Theme focus areas for the Canadian Institute for Digital Literacies Learning are described below.

Once participants have registered, they will receive a confirmation email with a link to a form in which they will indicate their choice of theme focus, their t-shirt size and dietary needs.

Please note: Even if you want to learn digital video design or maker design skills during the week, you are invited to attend our free Day of Code for Educators workshop led by Jonathan Weber and Dr. Michelle Schira Hagerman on Monday, July 9th.  In this way, all of our #LNDLCA participants will have the opportunity to develop new skills and knowledges in at least two digital literacies theme focus areas. Many participants in 2017 noted that they wished they could have attended two theme focus sessions — so in 2018, YOU can!

Day of Code (FREE) + 3.5 Days of Play and Learning in a second theme ($499) = One amazing week of digital literacies learning

Important: Because we have received federal grant funding to support the Day of Code for Educators on Monday, July 9th, there is a separate registration process for this day. To save your spot, please visit :
Registration Code: #LNDLCA

Description of Themes

Digital Video Design and Production

2018 Leaders
Jamilee Baroud and Genevieve Cloutier
(with the support of Dr. Diane Watt)
Location: The brand-new Learning Lab and Video Production Studios in the Learning Crossroads Building (CRX)

This video, created by Kayf Abdulqadir and Fartousa Siad in collaboration with Jamilee Baroud, Genevieve Cloutier and Dr. Diane Watt, captures just some of what we experienced in 2017, but also gives you a sense of the kinds of skills you will learn during the critical digital video workshops in 2018.
====
▸ Brief 1: Arrange the rows as a Markdown table with the columns No. and Row text, starting with the first row and going on through the row with "splitter-top[interactable]: ︿ <box>0". Leave out blank lines.
The rows have no connection to the digital literacies overview.

▸ Records shown:
====
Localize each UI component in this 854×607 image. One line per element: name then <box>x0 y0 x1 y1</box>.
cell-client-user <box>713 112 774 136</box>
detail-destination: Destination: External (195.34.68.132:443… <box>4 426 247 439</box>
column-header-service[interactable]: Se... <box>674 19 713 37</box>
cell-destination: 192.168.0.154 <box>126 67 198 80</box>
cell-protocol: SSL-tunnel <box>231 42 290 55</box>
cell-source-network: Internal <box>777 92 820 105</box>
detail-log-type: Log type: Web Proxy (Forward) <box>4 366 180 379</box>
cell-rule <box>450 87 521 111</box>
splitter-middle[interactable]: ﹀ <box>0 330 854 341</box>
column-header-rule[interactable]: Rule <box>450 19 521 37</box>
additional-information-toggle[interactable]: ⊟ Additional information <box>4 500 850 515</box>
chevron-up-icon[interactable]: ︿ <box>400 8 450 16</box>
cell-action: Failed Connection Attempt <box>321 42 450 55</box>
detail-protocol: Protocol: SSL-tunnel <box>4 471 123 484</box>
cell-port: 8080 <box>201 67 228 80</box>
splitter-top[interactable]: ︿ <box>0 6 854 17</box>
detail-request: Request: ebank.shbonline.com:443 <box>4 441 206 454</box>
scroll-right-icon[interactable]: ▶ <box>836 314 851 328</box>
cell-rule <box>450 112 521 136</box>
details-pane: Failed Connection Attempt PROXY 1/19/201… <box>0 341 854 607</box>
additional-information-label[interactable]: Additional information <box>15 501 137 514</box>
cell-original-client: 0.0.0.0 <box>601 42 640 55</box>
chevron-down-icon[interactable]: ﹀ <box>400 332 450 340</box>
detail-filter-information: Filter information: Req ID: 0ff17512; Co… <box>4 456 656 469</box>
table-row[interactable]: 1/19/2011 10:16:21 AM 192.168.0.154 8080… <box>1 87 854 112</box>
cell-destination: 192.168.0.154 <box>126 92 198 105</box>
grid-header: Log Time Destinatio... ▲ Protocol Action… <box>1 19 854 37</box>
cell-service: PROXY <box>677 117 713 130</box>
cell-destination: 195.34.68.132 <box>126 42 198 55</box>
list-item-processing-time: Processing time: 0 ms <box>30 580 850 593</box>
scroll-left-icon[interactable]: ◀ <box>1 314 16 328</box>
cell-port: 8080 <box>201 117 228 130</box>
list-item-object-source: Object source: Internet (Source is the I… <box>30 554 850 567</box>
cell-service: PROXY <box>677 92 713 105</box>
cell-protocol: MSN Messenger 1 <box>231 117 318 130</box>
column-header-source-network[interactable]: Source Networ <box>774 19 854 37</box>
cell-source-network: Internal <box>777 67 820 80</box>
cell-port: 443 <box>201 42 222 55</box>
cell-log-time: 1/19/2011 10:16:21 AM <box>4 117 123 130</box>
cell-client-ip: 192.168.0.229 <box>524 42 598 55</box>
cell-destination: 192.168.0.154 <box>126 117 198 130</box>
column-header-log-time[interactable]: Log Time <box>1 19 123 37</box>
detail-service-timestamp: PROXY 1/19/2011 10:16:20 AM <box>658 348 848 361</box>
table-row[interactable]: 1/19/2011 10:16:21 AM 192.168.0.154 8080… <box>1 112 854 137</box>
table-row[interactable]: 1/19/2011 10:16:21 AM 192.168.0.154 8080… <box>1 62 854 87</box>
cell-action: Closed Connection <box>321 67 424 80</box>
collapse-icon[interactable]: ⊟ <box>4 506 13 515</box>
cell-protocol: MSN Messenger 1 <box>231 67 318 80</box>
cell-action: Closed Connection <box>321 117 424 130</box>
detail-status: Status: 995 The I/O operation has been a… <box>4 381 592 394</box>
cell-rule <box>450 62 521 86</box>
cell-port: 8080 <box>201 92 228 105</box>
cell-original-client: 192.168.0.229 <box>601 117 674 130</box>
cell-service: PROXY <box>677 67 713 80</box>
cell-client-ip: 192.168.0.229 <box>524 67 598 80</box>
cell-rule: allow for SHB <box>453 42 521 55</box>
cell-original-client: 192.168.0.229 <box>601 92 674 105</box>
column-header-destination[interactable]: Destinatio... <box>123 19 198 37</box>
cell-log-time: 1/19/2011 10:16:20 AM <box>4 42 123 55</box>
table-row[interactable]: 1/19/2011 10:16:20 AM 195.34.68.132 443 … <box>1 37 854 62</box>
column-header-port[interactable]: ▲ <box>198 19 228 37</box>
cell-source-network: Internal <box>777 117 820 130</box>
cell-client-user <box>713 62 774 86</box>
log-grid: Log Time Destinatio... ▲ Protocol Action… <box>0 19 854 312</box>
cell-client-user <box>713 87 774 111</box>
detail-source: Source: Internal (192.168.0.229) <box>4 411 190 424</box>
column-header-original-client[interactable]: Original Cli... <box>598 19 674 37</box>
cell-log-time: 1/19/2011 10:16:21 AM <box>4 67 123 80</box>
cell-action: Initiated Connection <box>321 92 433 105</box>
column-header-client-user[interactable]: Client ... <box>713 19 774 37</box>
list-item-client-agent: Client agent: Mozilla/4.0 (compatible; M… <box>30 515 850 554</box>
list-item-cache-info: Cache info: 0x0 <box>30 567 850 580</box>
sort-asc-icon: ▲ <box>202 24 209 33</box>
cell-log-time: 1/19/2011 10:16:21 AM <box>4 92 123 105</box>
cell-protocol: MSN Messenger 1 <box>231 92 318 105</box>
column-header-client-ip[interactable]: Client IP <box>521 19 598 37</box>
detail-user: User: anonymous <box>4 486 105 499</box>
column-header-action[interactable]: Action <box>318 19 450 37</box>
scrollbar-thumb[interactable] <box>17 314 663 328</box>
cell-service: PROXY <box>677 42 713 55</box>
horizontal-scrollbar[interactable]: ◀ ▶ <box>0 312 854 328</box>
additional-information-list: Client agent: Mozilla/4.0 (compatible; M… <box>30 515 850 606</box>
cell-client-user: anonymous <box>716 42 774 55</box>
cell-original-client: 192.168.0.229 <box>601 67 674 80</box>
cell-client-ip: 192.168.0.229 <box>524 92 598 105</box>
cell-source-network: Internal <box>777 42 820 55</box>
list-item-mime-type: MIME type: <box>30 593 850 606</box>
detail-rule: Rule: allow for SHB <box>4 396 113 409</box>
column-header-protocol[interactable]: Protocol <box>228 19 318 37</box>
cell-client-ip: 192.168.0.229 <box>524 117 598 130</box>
====
▸ Brief 2: In the digital literacies overview, who leads the free Day of Code for Educators workshop?

▸ Full solution 1:
| No. | Row text |
|---|---|
| 1 | Localize each UI component in this 854×607 image. One line per element: name then <box>x0 y0 x1 y1</box>. |
| 2 | cell-client-user <box>713 112 774 136</box> |
| 3 | detail-destination: Destination: External (195.34.68.132:443… <box>4 426 247 439</box> |
| 4 | column-header-service[interactable]: Se... <box>674 19 713 37</box> |
| 5 | cell-destination: 192.168.0.154 <box>126 67 198 80</box> |
| 6 | cell-protocol: SSL-tunnel <box>231 42 290 55</box> |
| 7 | cell-source-network: Internal <box>777 92 820 105</box> |
| 8 | detail-log-type: Log type: Web Proxy (Forward) <box>4 366 180 379</box> |
| 9 | cell-rule <box>450 87 521 111</box> |
| 10 | splitter-middle[interactable]: ﹀ <box>0 330 854 341</box> |
| 11 | column-header-rule[interactable]: Rule <box>450 19 521 37</box> |
| 12 | additional-information-toggle[interactable]: ⊟ Additional information <box>4 500 850 515</box> |
| 13 | chevron-up-icon[interactable]: ︿ <box>400 8 450 16</box> |
| 14 | cell-action: Failed Connection Attempt <box>321 42 450 55</box> |
| 15 | detail-protocol: Protocol: SSL-tunnel <box>4 471 123 484</box> |
| 16 | cell-port: 8080 <box>201 67 228 80</box> |
| 17 | splitter-top[interactable]: ︿ <box>0 6 854 17</box> |

▸ Full solution 2: Jonathan Weber and Dr. Michelle Schira Hagerman